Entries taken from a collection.
□ □ □

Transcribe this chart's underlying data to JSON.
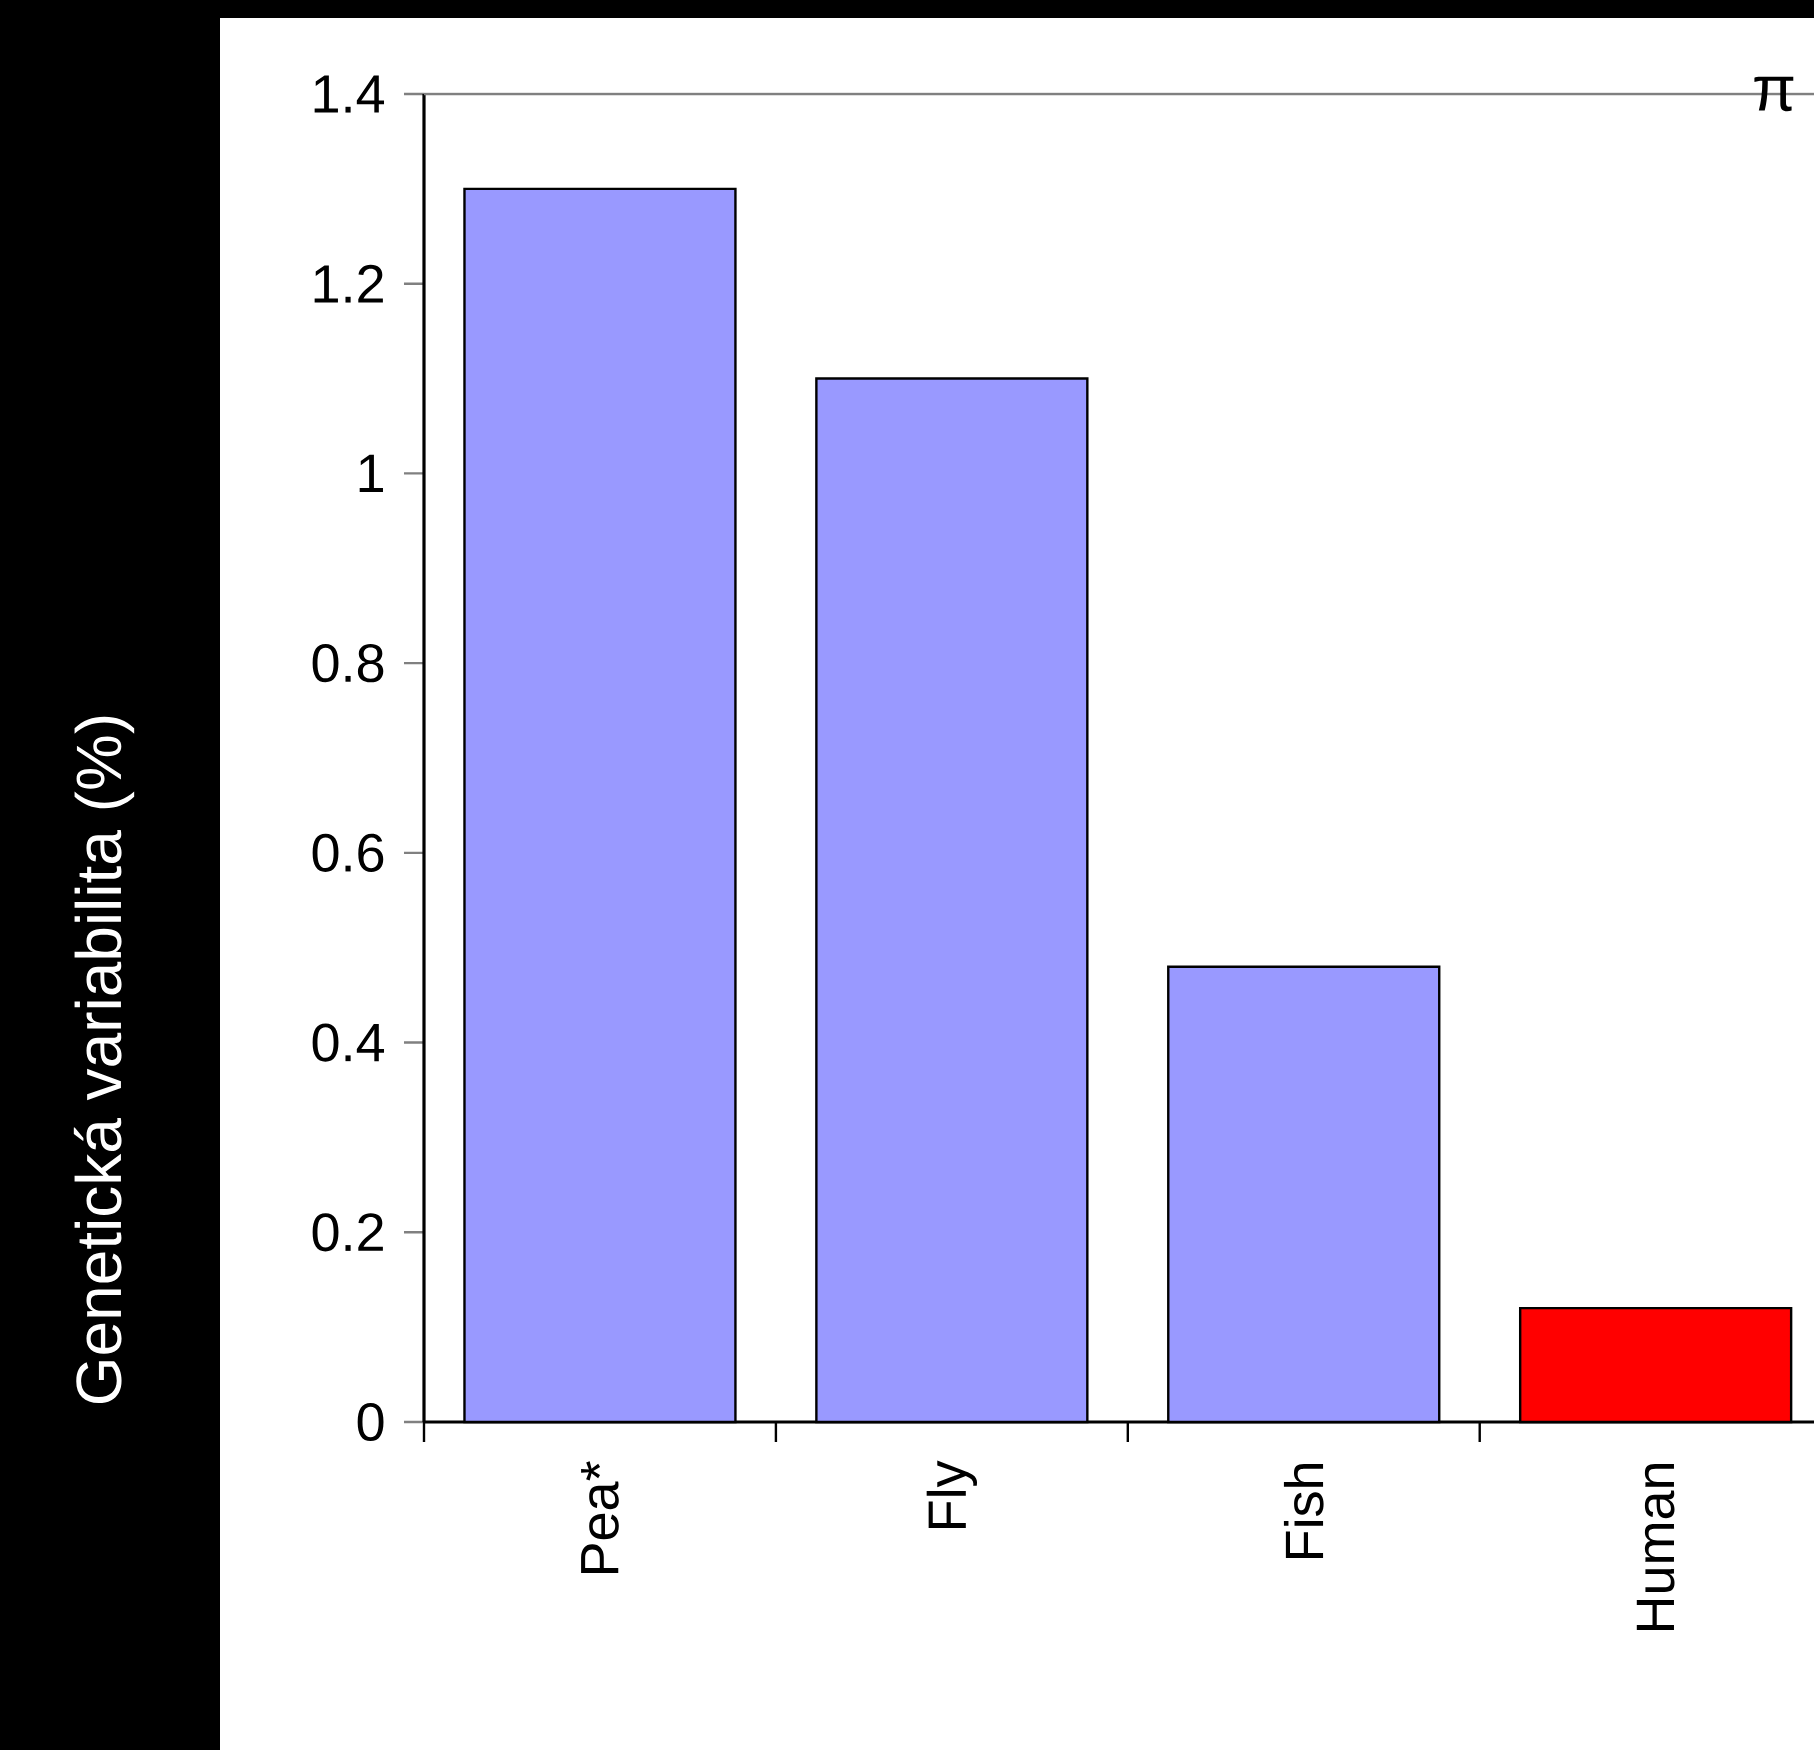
{
  "chart_data": {
    "type": "bar",
    "ylabel": "Genetická variabilita (%)",
    "categories": [
      "Pea*",
      "Fly",
      "Fish",
      "Human"
    ],
    "values": [
      1.3,
      1.1,
      0.48,
      0.12
    ],
    "colors": [
      "#9999ff",
      "#9999ff",
      "#9999ff",
      "#ff0000"
    ],
    "ylim": [
      0,
      1.4
    ],
    "yticks": [
      0,
      0.2,
      0.4,
      0.6,
      0.8,
      1,
      1.2,
      1.4
    ],
    "ref_lines": [
      {
        "axis": "y",
        "value": 1.4,
        "label": "π",
        "color": "#808080"
      }
    ],
    "grid": false
  }
}
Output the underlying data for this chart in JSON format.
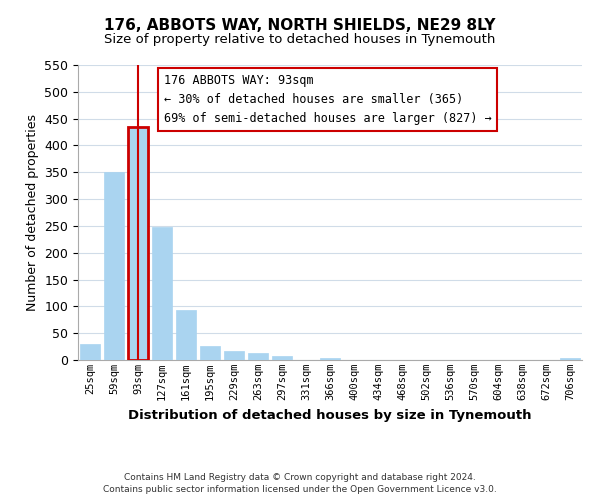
{
  "title": "176, ABBOTS WAY, NORTH SHIELDS, NE29 8LY",
  "subtitle": "Size of property relative to detached houses in Tynemouth",
  "xlabel": "Distribution of detached houses by size in Tynemouth",
  "ylabel": "Number of detached properties",
  "bar_labels": [
    "25sqm",
    "59sqm",
    "93sqm",
    "127sqm",
    "161sqm",
    "195sqm",
    "229sqm",
    "263sqm",
    "297sqm",
    "331sqm",
    "366sqm",
    "400sqm",
    "434sqm",
    "468sqm",
    "502sqm",
    "536sqm",
    "570sqm",
    "604sqm",
    "638sqm",
    "672sqm",
    "706sqm"
  ],
  "bar_values": [
    29,
    350,
    435,
    248,
    93,
    26,
    16,
    13,
    7,
    0,
    4,
    0,
    0,
    0,
    0,
    0,
    0,
    0,
    0,
    0,
    3
  ],
  "bar_color": "#aad4f0",
  "highlight_index": 2,
  "highlight_color": "#cc0000",
  "ylim": [
    0,
    550
  ],
  "yticks": [
    0,
    50,
    100,
    150,
    200,
    250,
    300,
    350,
    400,
    450,
    500,
    550
  ],
  "annotation_title": "176 ABBOTS WAY: 93sqm",
  "annotation_line1": "← 30% of detached houses are smaller (365)",
  "annotation_line2": "69% of semi-detached houses are larger (827) →",
  "footnote1": "Contains HM Land Registry data © Crown copyright and database right 2024.",
  "footnote2": "Contains public sector information licensed under the Open Government Licence v3.0.",
  "background_color": "#ffffff",
  "grid_color": "#d0dce8"
}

□ □ □

Problem. Print all of the records shown above exactly, leaving out each picture.

In response.
Transcribe this chart's underlying data to JSON.
{
  "chart_data": {
    "type": "bar",
    "ylabel": "Genetická variabilita (%)",
    "categories": [
      "Pea*",
      "Fly",
      "Fish",
      "Human"
    ],
    "values": [
      1.3,
      1.1,
      0.48,
      0.12
    ],
    "colors": [
      "#9999ff",
      "#9999ff",
      "#9999ff",
      "#ff0000"
    ],
    "ylim": [
      0,
      1.4
    ],
    "yticks": [
      0,
      0.2,
      0.4,
      0.6,
      0.8,
      1,
      1.2,
      1.4
    ],
    "ref_lines": [
      {
        "axis": "y",
        "value": 1.4,
        "label": "π",
        "color": "#808080"
      }
    ],
    "grid": false
  }
}
Output the underlying data for this chart in JSON format.
{
  "title": "176, ABBOTS WAY, NORTH SHIELDS, NE29 8LY",
  "subtitle": "Size of property relative to detached houses in Tynemouth",
  "xlabel": "Distribution of detached houses by size in Tynemouth",
  "ylabel": "Number of detached properties",
  "bar_labels": [
    "25sqm",
    "59sqm",
    "93sqm",
    "127sqm",
    "161sqm",
    "195sqm",
    "229sqm",
    "263sqm",
    "297sqm",
    "331sqm",
    "366sqm",
    "400sqm",
    "434sqm",
    "468sqm",
    "502sqm",
    "536sqm",
    "570sqm",
    "604sqm",
    "638sqm",
    "672sqm",
    "706sqm"
  ],
  "bar_values": [
    29,
    350,
    435,
    248,
    93,
    26,
    16,
    13,
    7,
    0,
    4,
    0,
    0,
    0,
    0,
    0,
    0,
    0,
    0,
    0,
    3
  ],
  "bar_color": "#aad4f0",
  "highlight_index": 2,
  "highlight_color": "#cc0000",
  "ylim": [
    0,
    550
  ],
  "yticks": [
    0,
    50,
    100,
    150,
    200,
    250,
    300,
    350,
    400,
    450,
    500,
    550
  ],
  "annotation_title": "176 ABBOTS WAY: 93sqm",
  "annotation_line1": "← 30% of detached houses are smaller (365)",
  "annotation_line2": "69% of semi-detached houses are larger (827) →",
  "footnote1": "Contains HM Land Registry data © Crown copyright and database right 2024.",
  "footnote2": "Contains public sector information licensed under the Open Government Licence v3.0.",
  "background_color": "#ffffff",
  "grid_color": "#d0dce8"
}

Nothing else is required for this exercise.